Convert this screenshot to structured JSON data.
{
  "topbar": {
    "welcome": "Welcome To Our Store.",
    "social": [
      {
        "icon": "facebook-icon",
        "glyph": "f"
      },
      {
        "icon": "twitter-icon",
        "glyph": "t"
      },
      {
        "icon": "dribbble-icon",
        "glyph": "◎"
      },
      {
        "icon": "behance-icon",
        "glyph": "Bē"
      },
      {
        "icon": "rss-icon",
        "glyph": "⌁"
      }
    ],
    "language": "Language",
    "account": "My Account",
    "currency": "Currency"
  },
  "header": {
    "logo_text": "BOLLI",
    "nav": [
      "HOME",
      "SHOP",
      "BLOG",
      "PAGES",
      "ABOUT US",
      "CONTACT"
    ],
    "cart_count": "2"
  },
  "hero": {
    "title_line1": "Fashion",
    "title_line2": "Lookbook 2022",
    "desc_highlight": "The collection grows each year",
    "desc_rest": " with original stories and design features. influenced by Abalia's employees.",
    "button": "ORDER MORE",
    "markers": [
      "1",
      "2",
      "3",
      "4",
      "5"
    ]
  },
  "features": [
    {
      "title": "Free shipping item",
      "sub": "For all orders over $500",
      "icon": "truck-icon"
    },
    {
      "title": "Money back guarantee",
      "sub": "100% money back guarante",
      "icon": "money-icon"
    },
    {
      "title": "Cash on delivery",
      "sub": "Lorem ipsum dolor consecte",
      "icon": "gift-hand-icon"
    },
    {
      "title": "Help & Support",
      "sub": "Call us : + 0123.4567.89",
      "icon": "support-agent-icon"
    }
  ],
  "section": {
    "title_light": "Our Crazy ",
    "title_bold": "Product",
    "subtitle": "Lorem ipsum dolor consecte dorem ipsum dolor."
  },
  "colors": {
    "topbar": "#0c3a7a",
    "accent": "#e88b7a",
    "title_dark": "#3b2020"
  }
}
* * *
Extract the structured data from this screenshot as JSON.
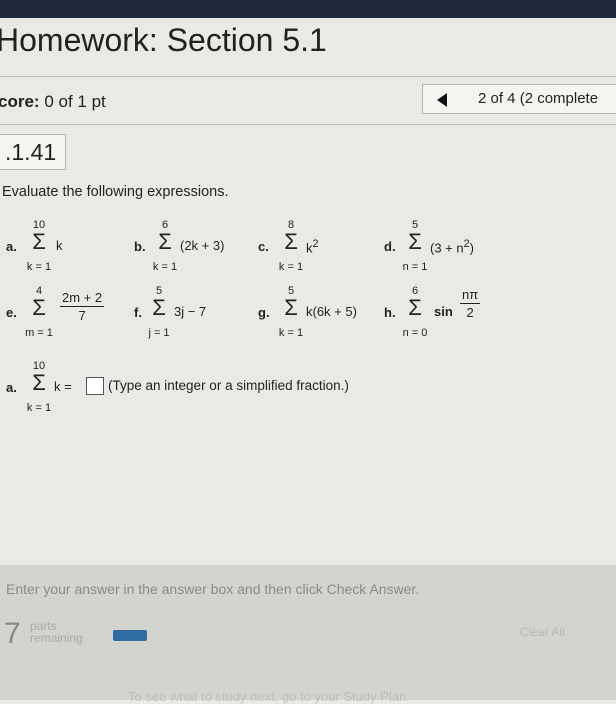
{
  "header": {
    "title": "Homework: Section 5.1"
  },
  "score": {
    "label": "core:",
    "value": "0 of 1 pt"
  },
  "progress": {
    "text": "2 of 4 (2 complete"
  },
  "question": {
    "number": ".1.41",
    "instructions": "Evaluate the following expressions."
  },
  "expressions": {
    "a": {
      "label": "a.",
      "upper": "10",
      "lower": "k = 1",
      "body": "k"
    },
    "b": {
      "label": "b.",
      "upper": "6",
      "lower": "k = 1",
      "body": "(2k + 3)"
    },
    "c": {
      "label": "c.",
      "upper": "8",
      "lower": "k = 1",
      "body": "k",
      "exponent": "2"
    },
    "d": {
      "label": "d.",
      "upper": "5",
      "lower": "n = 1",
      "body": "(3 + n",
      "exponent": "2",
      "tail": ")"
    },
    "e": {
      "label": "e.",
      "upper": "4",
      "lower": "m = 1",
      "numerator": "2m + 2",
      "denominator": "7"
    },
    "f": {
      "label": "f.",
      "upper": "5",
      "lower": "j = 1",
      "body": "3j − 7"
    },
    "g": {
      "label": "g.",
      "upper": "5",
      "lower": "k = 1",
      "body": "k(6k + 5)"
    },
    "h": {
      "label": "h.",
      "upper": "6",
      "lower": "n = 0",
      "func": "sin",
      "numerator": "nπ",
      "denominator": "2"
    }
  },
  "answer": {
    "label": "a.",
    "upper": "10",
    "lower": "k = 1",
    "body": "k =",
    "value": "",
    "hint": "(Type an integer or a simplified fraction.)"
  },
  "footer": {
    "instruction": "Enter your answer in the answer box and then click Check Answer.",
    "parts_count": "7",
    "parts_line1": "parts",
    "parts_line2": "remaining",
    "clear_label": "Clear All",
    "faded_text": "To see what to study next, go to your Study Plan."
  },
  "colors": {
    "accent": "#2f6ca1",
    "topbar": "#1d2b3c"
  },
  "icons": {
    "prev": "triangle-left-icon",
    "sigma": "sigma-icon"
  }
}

Task => Of the lines above, how many include the word "data"? Reply with the number only.

Task result => 2